# The exercise
Return every line of the material below verbatim, in the same order, without changing any character.

──────────

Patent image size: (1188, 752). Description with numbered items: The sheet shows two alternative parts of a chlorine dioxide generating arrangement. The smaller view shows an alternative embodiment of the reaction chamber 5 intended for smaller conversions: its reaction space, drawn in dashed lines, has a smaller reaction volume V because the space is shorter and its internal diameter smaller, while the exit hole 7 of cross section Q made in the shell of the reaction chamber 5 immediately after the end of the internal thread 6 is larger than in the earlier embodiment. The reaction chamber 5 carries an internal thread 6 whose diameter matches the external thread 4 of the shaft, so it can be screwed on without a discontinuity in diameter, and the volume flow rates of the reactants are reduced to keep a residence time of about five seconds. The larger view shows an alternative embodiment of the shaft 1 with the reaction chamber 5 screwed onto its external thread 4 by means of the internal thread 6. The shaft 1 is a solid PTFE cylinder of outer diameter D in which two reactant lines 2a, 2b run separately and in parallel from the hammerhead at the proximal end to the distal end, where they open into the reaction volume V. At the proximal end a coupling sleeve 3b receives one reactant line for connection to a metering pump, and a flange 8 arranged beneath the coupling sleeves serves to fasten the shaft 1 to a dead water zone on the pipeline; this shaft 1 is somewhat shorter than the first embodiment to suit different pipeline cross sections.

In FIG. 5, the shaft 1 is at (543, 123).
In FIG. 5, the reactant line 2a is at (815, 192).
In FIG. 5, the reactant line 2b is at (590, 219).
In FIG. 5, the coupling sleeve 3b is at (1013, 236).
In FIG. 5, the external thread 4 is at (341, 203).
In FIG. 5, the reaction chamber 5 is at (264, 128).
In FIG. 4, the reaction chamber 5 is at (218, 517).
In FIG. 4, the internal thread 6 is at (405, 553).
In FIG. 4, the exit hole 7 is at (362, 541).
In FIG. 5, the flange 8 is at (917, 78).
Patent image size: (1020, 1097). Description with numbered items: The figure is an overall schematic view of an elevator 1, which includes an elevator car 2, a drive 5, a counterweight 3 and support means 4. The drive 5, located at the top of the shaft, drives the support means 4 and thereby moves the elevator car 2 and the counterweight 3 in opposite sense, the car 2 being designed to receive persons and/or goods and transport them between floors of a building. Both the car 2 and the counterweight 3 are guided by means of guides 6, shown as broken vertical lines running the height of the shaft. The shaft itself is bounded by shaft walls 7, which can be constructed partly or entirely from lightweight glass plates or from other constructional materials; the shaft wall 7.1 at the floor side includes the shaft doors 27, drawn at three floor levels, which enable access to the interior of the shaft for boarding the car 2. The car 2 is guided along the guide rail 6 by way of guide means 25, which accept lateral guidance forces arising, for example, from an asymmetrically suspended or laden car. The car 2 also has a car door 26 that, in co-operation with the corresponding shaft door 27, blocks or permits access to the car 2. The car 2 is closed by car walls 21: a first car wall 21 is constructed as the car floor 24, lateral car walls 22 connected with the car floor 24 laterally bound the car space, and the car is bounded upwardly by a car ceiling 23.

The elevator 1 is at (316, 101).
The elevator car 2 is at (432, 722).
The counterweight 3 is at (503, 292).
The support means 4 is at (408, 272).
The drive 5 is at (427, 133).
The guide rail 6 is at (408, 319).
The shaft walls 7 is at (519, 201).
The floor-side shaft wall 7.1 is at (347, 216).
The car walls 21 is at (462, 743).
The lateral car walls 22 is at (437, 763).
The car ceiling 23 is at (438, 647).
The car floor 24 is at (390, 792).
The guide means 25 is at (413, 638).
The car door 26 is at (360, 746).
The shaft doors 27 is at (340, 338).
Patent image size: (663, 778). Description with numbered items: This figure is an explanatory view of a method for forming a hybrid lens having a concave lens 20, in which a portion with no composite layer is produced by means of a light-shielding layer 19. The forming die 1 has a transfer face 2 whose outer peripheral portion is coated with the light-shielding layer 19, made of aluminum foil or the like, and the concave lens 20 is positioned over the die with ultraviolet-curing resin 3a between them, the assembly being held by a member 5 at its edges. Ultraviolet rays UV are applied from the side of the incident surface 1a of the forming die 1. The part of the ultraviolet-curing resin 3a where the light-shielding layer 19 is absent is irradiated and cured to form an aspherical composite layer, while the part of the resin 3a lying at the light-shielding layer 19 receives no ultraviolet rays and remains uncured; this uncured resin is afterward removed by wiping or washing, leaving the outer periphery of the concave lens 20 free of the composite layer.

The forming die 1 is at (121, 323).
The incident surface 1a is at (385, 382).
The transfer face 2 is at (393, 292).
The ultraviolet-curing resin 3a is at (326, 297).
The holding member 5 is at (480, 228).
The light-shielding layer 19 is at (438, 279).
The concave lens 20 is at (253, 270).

──────────

# Correct result
Patent image size: (1188, 752). Description with numbered items: The sheet shows two alternative parts of a chlorine dioxide generating arrangement. The smaller view shows an alternative embodiment of the reaction chamber 5 intended for smaller conversions: its reaction space, drawn in dashed lines, has a smaller reaction volume V because the space is shorter and its internal diameter smaller, while the exit hole 7 of cross section Q made in the shell of the reaction chamber 5 immediately after the end of the internal thread 6 is larger than in the earlier embodiment. The reaction chamber 5 carries an internal thread 6 whose diameter matches the external thread 4 of the shaft, so it can be screwed on without a discontinuity in diameter, and the volume flow rates of the reactants are reduced to keep a residence time of about five seconds. The larger view shows an alternative embodiment of the shaft 1 with the reaction chamber 5 screwed onto its external thread 4 by means of the internal thread 6. The shaft 1 is a solid PTFE cylinder of outer diameter D in which two reactant lines 2a, 2b run separately and in parallel from the hammerhead at the proximal end to the distal end, where they open into the reaction volume V. At the proximal end a coupling sleeve 3b receives one reactant line for connection to a metering pump, and a flange 8 arranged beneath the coupling sleeves serves to fasten the shaft 1 to a dead water zone on the pipeline; this shaft 1 is somewhat shorter than the first embodiment to suit different pipeline cross sections.

In FIG. 5, the shaft 1 is at (543, 123).
In FIG. 5, the reactant line 2a is at (815, 192).
In FIG. 5, the reactant line 2b is at (590, 219).
In FIG. 5, the coupling sleeve 3b is at (1013, 236).
In FIG. 5, the external thread 4 is at (341, 203).
In FIG. 5, the reaction chamber 5 is at (264, 128).
In FIG. 4, the reaction chamber 5 is at (218, 517).
In FIG. 4, the internal thread 6 is at (405, 553).
In FIG. 4, the exit hole 7 is at (362, 541).
In FIG. 5, the flange 8 is at (917, 78).
Patent image size: (1020, 1097). Description with numbered items: The figure is an overall schematic view of an elevator 1, which includes an elevator car 2, a drive 5, a counterweight 3 and support means 4. The drive 5, located at the top of the shaft, drives the support means 4 and thereby moves the elevator car 2 and the counterweight 3 in opposite sense, the car 2 being designed to receive persons and/or goods and transport them between floors of a building. Both the car 2 and the counterweight 3 are guided by means of guides 6, shown as broken vertical lines running the height of the shaft. The shaft itself is bounded by shaft walls 7, which can be constructed partly or entirely from lightweight glass plates or from other constructional materials; the shaft wall 7.1 at the floor side includes the shaft doors 27, drawn at three floor levels, which enable access to the interior of the shaft for boarding the car 2. The car 2 is guided along the guide rail 6 by way of guide means 25, which accept lateral guidance forces arising, for example, from an asymmetrically suspended or laden car. The car 2 also has a car door 26 that, in co-operation with the corresponding shaft door 27, blocks or permits access to the car 2. The car 2 is closed by car walls 21: a first car wall 21 is constructed as the car floor 24, lateral car walls 22 connected with the car floor 24 laterally bound the car space, and the car is bounded upwardly by a car ceiling 23.

The elevator 1 is at (316, 101).
The elevator car 2 is at (432, 722).
The counterweight 3 is at (503, 292).
The support means 4 is at (408, 272).
The drive 5 is at (427, 133).
The guide rail 6 is at (408, 319).
The shaft walls 7 is at (519, 201).
The floor-side shaft wall 7.1 is at (347, 216).
The car walls 21 is at (462, 743).
The lateral car walls 22 is at (437, 763).
The car ceiling 23 is at (438, 647).
The car floor 24 is at (390, 792).
The guide means 25 is at (413, 638).
The car door 26 is at (360, 746).
The shaft doors 27 is at (340, 338).
Patent image size: (663, 778). Description with numbered items: This figure is an explanatory view of a method for forming a hybrid lens having a concave lens 20, in which a portion with no composite layer is produced by means of a light-shielding layer 19. The forming die 1 has a transfer face 2 whose outer peripheral portion is coated with the light-shielding layer 19, made of aluminum foil or the like, and the concave lens 20 is positioned over the die with ultraviolet-curing resin 3a between them, the assembly being held by a member 5 at its edges. Ultraviolet rays UV are applied from the side of the incident surface 1a of the forming die 1. The part of the ultraviolet-curing resin 3a where the light-shielding layer 19 is absent is irradiated and cured to form an aspherical composite layer, while the part of the resin 3a lying at the light-shielding layer 19 receives no ultraviolet rays and remains uncured; this uncured resin is afterward removed by wiping or washing, leaving the outer periphery of the concave lens 20 free of the composite layer.

The forming die 1 is at (121, 323).
The incident surface 1a is at (385, 382).
The transfer face 2 is at (393, 292).
The ultraviolet-curing resin 3a is at (326, 297).
The holding member 5 is at (480, 228).
The light-shielding layer 19 is at (438, 279).
The concave lens 20 is at (253, 270).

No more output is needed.